— START OF Entries provided —
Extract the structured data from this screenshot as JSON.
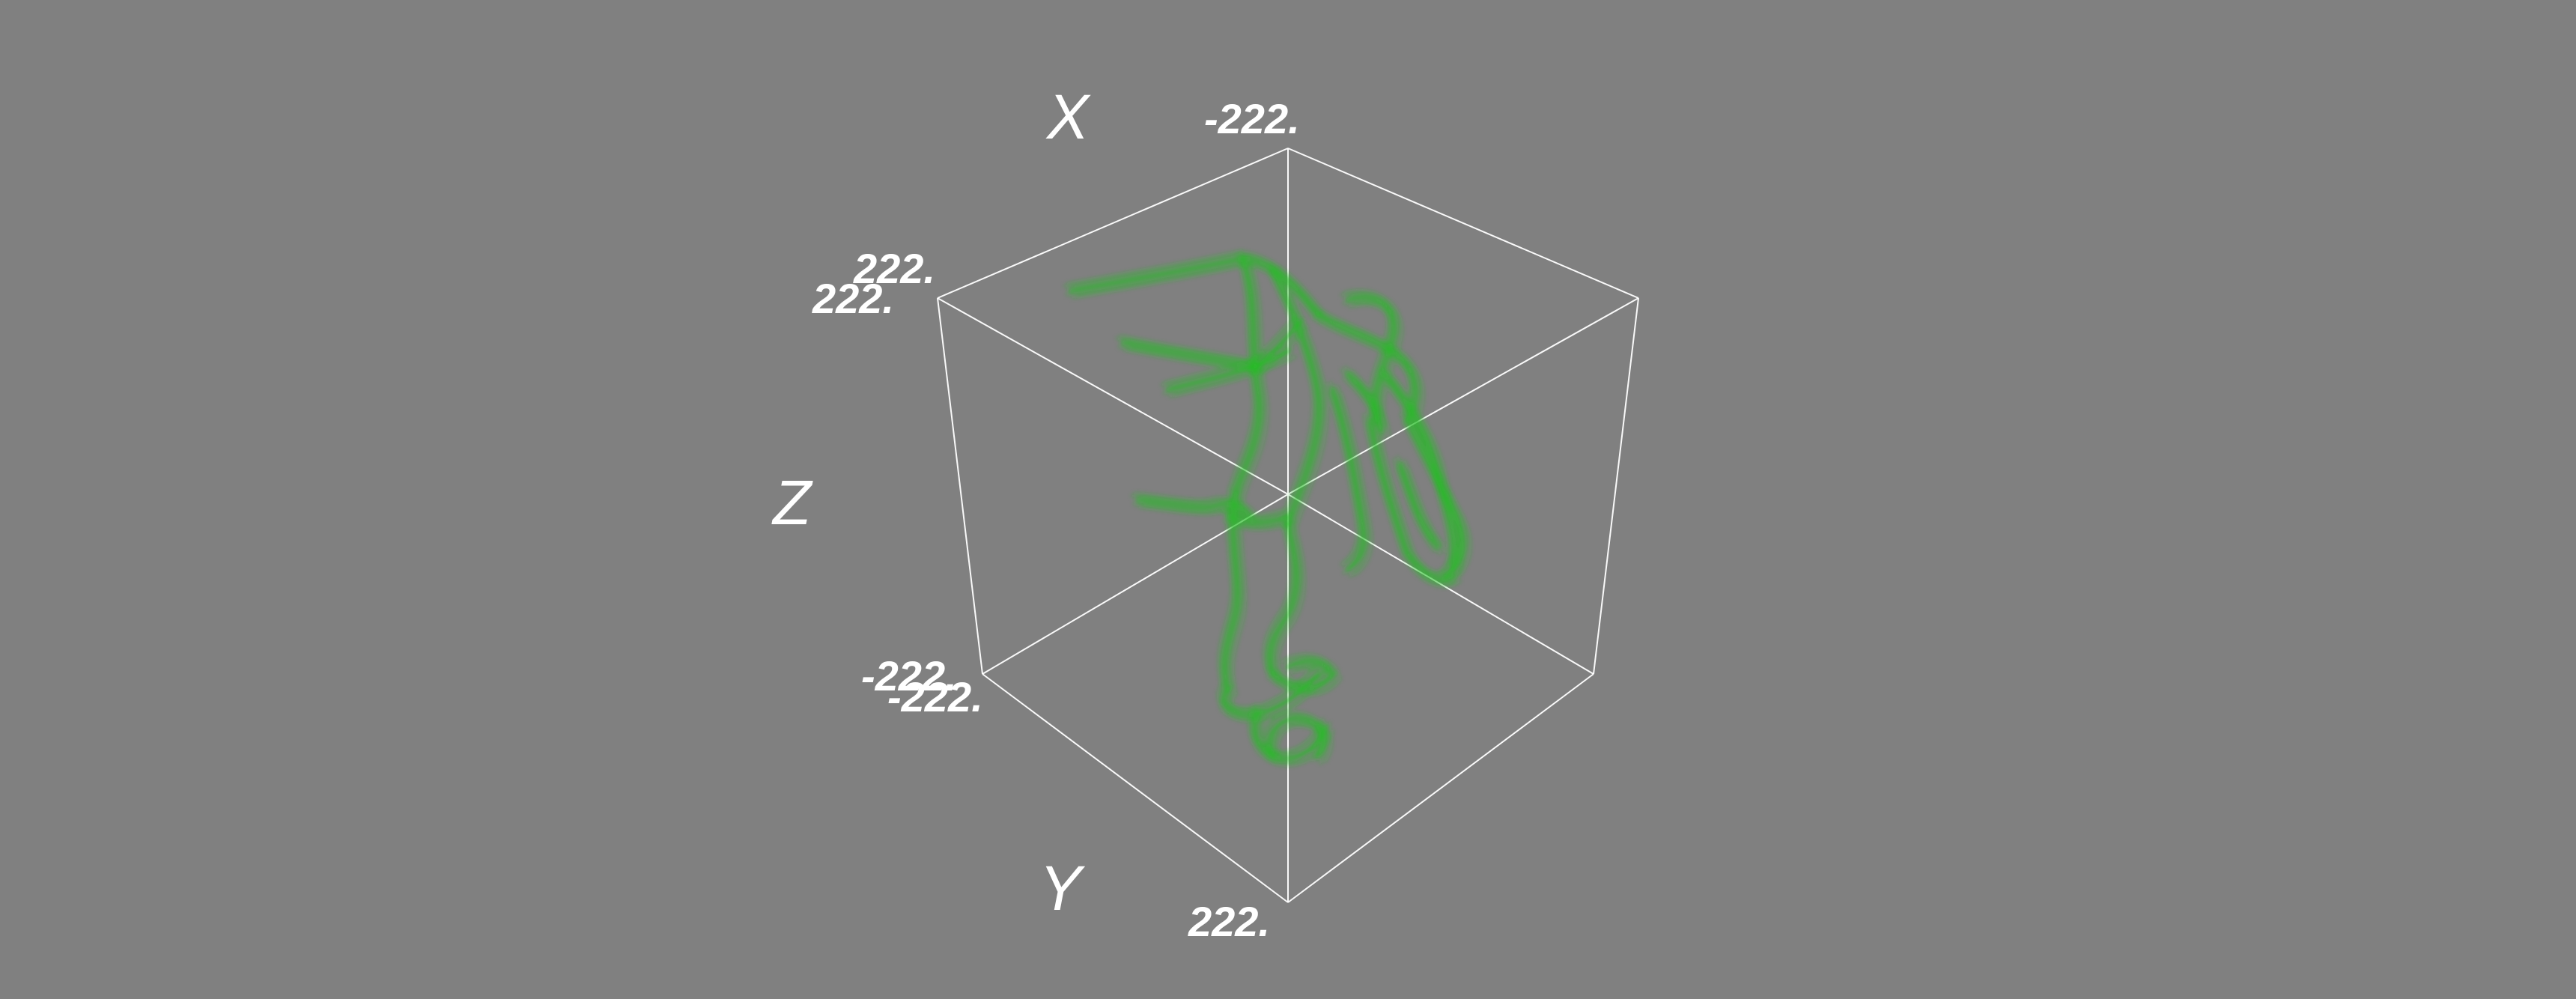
{
  "viewer": {
    "background_color": "#808080",
    "volume_color": "#22c022",
    "bounding_box_color": "#ffffff"
  },
  "axes": {
    "x": {
      "label": "X",
      "tick": "-222."
    },
    "y": {
      "label": "Y",
      "tick": "222."
    },
    "z": {
      "label": "Z",
      "tick_top_a": "222.",
      "tick_top_b": "222.",
      "tick_bottom_a": "-222.",
      "tick_bottom_b": "-222."
    }
  }
}
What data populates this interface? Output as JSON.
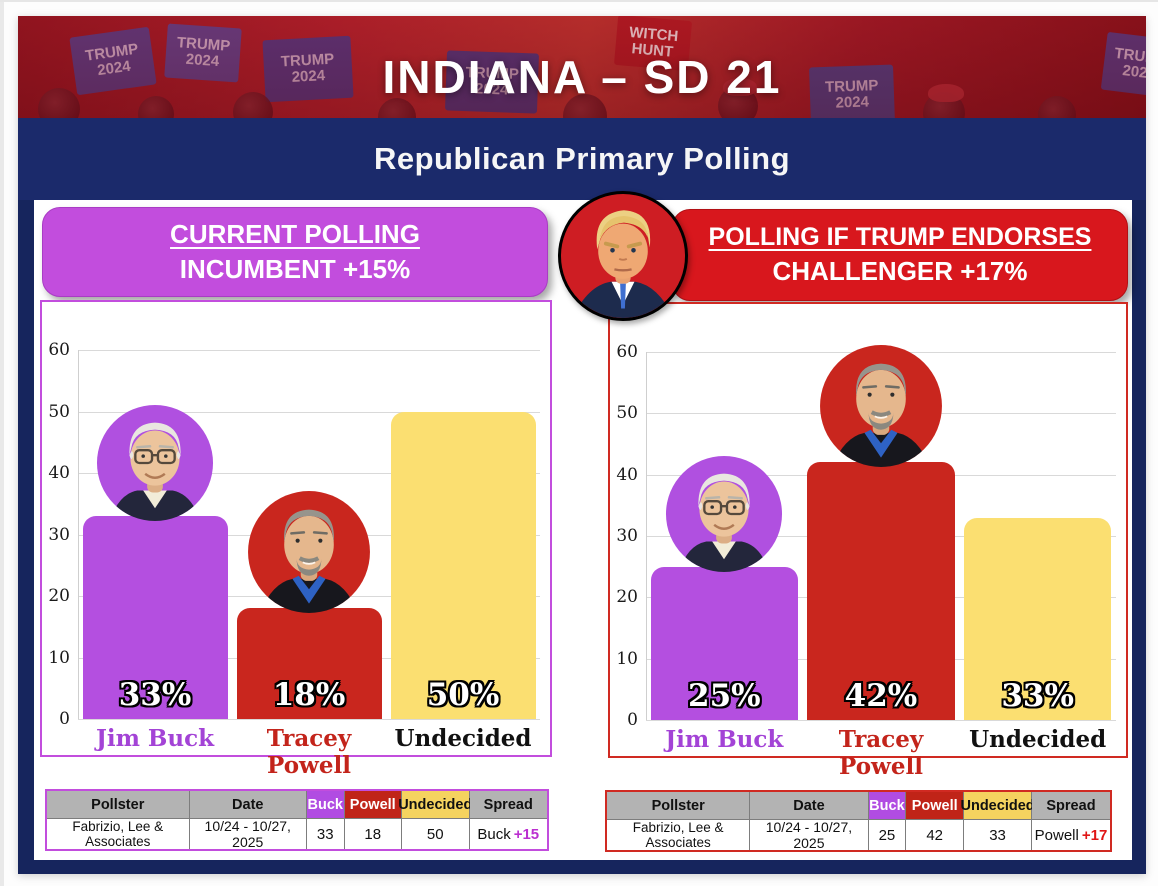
{
  "banner": {
    "title": "INDIANA – SD 21",
    "signs": [
      "TRUMP 2024",
      "TRUMP 2024",
      "TRUMP 2024",
      "TRUMP 2024",
      "WITCH HUNT",
      "TRUMP 2024",
      "TRUMP 2024"
    ]
  },
  "subtitle": "Republican Primary Polling",
  "panels": [
    {
      "line1": "CURRENT POLLING",
      "line2": "INCUMBENT +15%",
      "accent": "#c24ddd"
    },
    {
      "line1": "POLLING IF TRUMP ENDORSES",
      "line2": "CHALLENGER +17%",
      "accent": "#d8171d"
    }
  ],
  "chart_data": [
    {
      "type": "bar",
      "title": "CURRENT POLLING — INCUMBENT +15%",
      "categories": [
        "Jim Buck",
        "Tracey Powell",
        "Undecided"
      ],
      "values": [
        33,
        18,
        50
      ],
      "bar_labels": [
        "33%",
        "18%",
        "50%"
      ],
      "bar_colors": [
        "#b44fe0",
        "#c9261e",
        "#fbdf71"
      ],
      "category_colors": [
        "#a343d6",
        "#c3241b",
        "#111111"
      ],
      "avatars": [
        "buck",
        "powell",
        null
      ],
      "xlabel": "",
      "ylabel": "",
      "ylim": [
        0,
        65
      ],
      "yticks": [
        0,
        10,
        20,
        30,
        40,
        50,
        60
      ],
      "grid": true,
      "legend": false
    },
    {
      "type": "bar",
      "title": "POLLING IF TRUMP ENDORSES — CHALLENGER +17%",
      "categories": [
        "Jim Buck",
        "Tracey Powell",
        "Undecided"
      ],
      "values": [
        25,
        42,
        33
      ],
      "bar_labels": [
        "25%",
        "42%",
        "33%"
      ],
      "bar_colors": [
        "#b44fe0",
        "#c9261e",
        "#fbdf71"
      ],
      "category_colors": [
        "#a343d6",
        "#c3241b",
        "#111111"
      ],
      "avatars": [
        "buck",
        "powell",
        null
      ],
      "xlabel": "",
      "ylabel": "",
      "ylim": [
        0,
        65
      ],
      "yticks": [
        0,
        10,
        20,
        30,
        40,
        50,
        60
      ],
      "grid": true,
      "legend": false
    }
  ],
  "table_columns": [
    "Pollster",
    "Date",
    "Buck",
    "Powell",
    "Undecided",
    "Spread"
  ],
  "tables": [
    {
      "pollster": "Fabrizio, Lee & Associates",
      "date": "10/24 - 10/27, 2025",
      "buck": "33",
      "powell": "18",
      "undecided": "50",
      "spread_name": "Buck",
      "spread_delta": "+15",
      "spread_color": "#bb2fd0"
    },
    {
      "pollster": "Fabrizio, Lee & Associates",
      "date": "10/24 - 10/27, 2025",
      "buck": "25",
      "powell": "42",
      "undecided": "33",
      "spread_name": "Powell",
      "spread_delta": "+17",
      "spread_color": "#e01616"
    }
  ],
  "colors": {
    "navy_frame": "#16255d",
    "title_band": "#1b2a6b",
    "purple": "#c24ddd",
    "red": "#d8171d",
    "yellow": "#fbdf71",
    "table_header_gray": "#b3b3b3",
    "gridline": "#d9d9d9"
  }
}
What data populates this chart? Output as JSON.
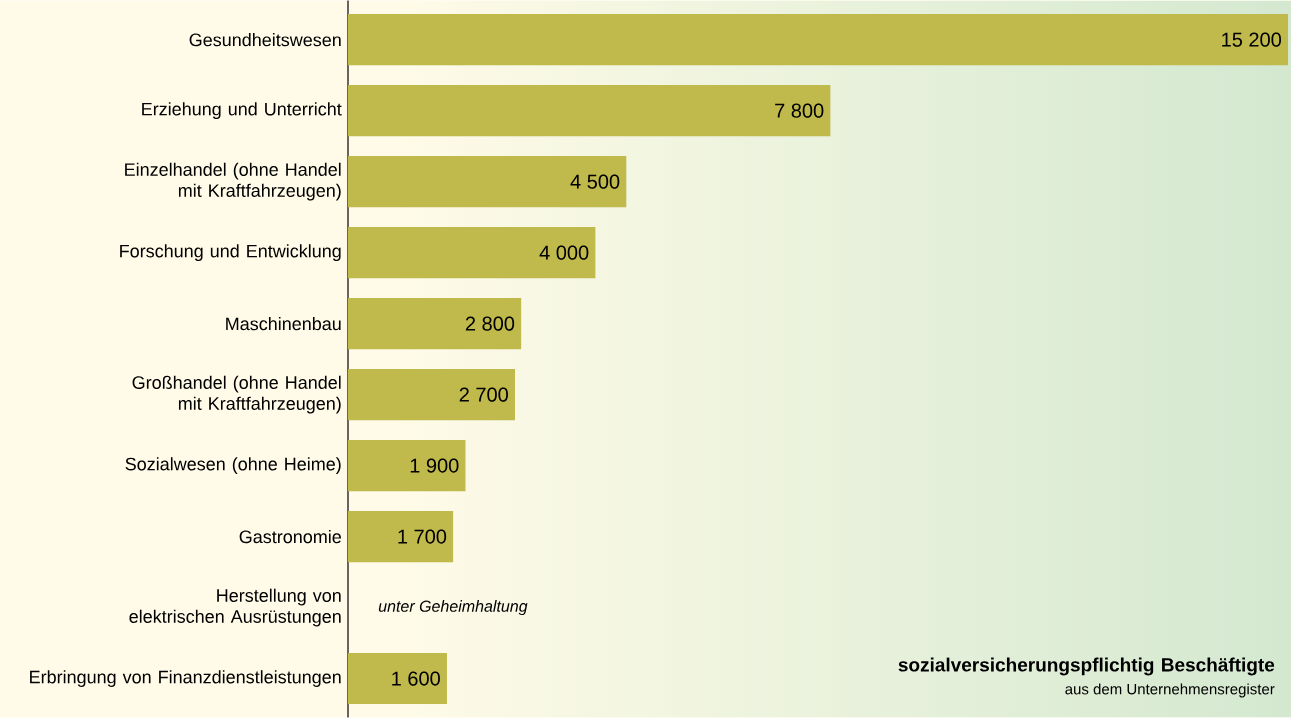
— END OF Entries provided —
What you will do: Copy the data exactly. Any picture it contains is to be omitted.

Answer to the task:
Extract the structured data from this screenshot as JSON.
{
  "viewer": {
    "background_color": "#808080",
    "volume_color": "#22c022",
    "bounding_box_color": "#ffffff"
  },
  "axes": {
    "x": {
      "label": "X",
      "tick": "-222."
    },
    "y": {
      "label": "Y",
      "tick": "222."
    },
    "z": {
      "label": "Z",
      "tick_top_a": "222.",
      "tick_top_b": "222.",
      "tick_bottom_a": "-222.",
      "tick_bottom_b": "-222."
    }
  }
}
What data populates this interface? Output as JSON.
{
  "banner": {
    "title": "INDIANA – SD 21",
    "signs": [
      "TRUMP 2024",
      "TRUMP 2024",
      "TRUMP 2024",
      "TRUMP 2024",
      "WITCH HUNT",
      "TRUMP 2024",
      "TRUMP 2024"
    ]
  },
  "subtitle": "Republican Primary Polling",
  "panels": [
    {
      "line1": "CURRENT POLLING",
      "line2": "INCUMBENT +15%",
      "accent": "#c24ddd"
    },
    {
      "line1": "POLLING IF TRUMP ENDORSES",
      "line2": "CHALLENGER +17%",
      "accent": "#d8171d"
    }
  ],
  "chart_data": [
    {
      "type": "bar",
      "title": "CURRENT POLLING — INCUMBENT +15%",
      "categories": [
        "Jim Buck",
        "Tracey Powell",
        "Undecided"
      ],
      "values": [
        33,
        18,
        50
      ],
      "bar_labels": [
        "33%",
        "18%",
        "50%"
      ],
      "bar_colors": [
        "#b44fe0",
        "#c9261e",
        "#fbdf71"
      ],
      "category_colors": [
        "#a343d6",
        "#c3241b",
        "#111111"
      ],
      "avatars": [
        "buck",
        "powell",
        null
      ],
      "xlabel": "",
      "ylabel": "",
      "ylim": [
        0,
        65
      ],
      "yticks": [
        0,
        10,
        20,
        30,
        40,
        50,
        60
      ],
      "grid": true,
      "legend": false
    },
    {
      "type": "bar",
      "title": "POLLING IF TRUMP ENDORSES — CHALLENGER +17%",
      "categories": [
        "Jim Buck",
        "Tracey Powell",
        "Undecided"
      ],
      "values": [
        25,
        42,
        33
      ],
      "bar_labels": [
        "25%",
        "42%",
        "33%"
      ],
      "bar_colors": [
        "#b44fe0",
        "#c9261e",
        "#fbdf71"
      ],
      "category_colors": [
        "#a343d6",
        "#c3241b",
        "#111111"
      ],
      "avatars": [
        "buck",
        "powell",
        null
      ],
      "xlabel": "",
      "ylabel": "",
      "ylim": [
        0,
        65
      ],
      "yticks": [
        0,
        10,
        20,
        30,
        40,
        50,
        60
      ],
      "grid": true,
      "legend": false
    }
  ],
  "table_columns": [
    "Pollster",
    "Date",
    "Buck",
    "Powell",
    "Undecided",
    "Spread"
  ],
  "tables": [
    {
      "pollster": "Fabrizio, Lee & Associates",
      "date": "10/24 - 10/27, 2025",
      "buck": "33",
      "powell": "18",
      "undecided": "50",
      "spread_name": "Buck",
      "spread_delta": "+15",
      "spread_color": "#bb2fd0"
    },
    {
      "pollster": "Fabrizio, Lee & Associates",
      "date": "10/24 - 10/27, 2025",
      "buck": "25",
      "powell": "42",
      "undecided": "33",
      "spread_name": "Powell",
      "spread_delta": "+17",
      "spread_color": "#e01616"
    }
  ],
  "colors": {
    "navy_frame": "#16255d",
    "title_band": "#1b2a6b",
    "purple": "#c24ddd",
    "red": "#d8171d",
    "yellow": "#fbdf71",
    "table_header_gray": "#b3b3b3",
    "gridline": "#d9d9d9"
  }
}
What data populates this chart? Output as JSON.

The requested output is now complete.